§ PROVIDED MATERIAL:
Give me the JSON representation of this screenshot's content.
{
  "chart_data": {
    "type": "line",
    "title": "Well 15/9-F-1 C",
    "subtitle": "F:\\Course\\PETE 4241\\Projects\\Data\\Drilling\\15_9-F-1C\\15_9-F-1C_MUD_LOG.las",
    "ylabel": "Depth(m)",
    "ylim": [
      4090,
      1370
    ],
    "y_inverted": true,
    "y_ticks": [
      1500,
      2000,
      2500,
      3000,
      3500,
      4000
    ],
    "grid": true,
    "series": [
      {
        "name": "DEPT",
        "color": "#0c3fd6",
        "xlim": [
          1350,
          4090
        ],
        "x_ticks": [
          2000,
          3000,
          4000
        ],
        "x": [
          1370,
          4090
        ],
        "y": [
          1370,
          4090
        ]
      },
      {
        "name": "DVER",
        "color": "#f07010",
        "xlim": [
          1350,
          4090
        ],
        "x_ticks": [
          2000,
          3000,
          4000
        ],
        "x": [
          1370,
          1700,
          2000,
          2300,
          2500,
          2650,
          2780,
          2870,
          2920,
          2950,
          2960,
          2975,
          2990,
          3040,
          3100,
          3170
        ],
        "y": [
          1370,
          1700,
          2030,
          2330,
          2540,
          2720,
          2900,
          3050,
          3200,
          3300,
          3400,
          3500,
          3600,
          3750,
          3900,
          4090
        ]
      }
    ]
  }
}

§ TASK DETAILS:
Write out the material from the first line to the last, exactly.

§ RESULT FOR THIS TASK:
Give me the JSON representation of this screenshot's content.
{
  "chart_data": {
    "type": "line",
    "title": "Well 15/9-F-1 C",
    "subtitle": "F:\\Course\\PETE 4241\\Projects\\Data\\Drilling\\15_9-F-1C\\15_9-F-1C_MUD_LOG.las",
    "ylabel": "Depth(m)",
    "ylim": [
      4090,
      1370
    ],
    "y_inverted": true,
    "y_ticks": [
      1500,
      2000,
      2500,
      3000,
      3500,
      4000
    ],
    "grid": true,
    "series": [
      {
        "name": "DEPT",
        "color": "#0c3fd6",
        "xlim": [
          1350,
          4090
        ],
        "x_ticks": [
          2000,
          3000,
          4000
        ],
        "x": [
          1370,
          4090
        ],
        "y": [
          1370,
          4090
        ]
      },
      {
        "name": "DVER",
        "color": "#f07010",
        "xlim": [
          1350,
          4090
        ],
        "x_ticks": [
          2000,
          3000,
          4000
        ],
        "x": [
          1370,
          1700,
          2000,
          2300,
          2500,
          2650,
          2780,
          2870,
          2920,
          2950,
          2960,
          2975,
          2990,
          3040,
          3100,
          3170
        ],
        "y": [
          1370,
          1700,
          2030,
          2330,
          2540,
          2720,
          2900,
          3050,
          3200,
          3300,
          3400,
          3500,
          3600,
          3750,
          3900,
          4090
        ]
      }
    ]
  }
}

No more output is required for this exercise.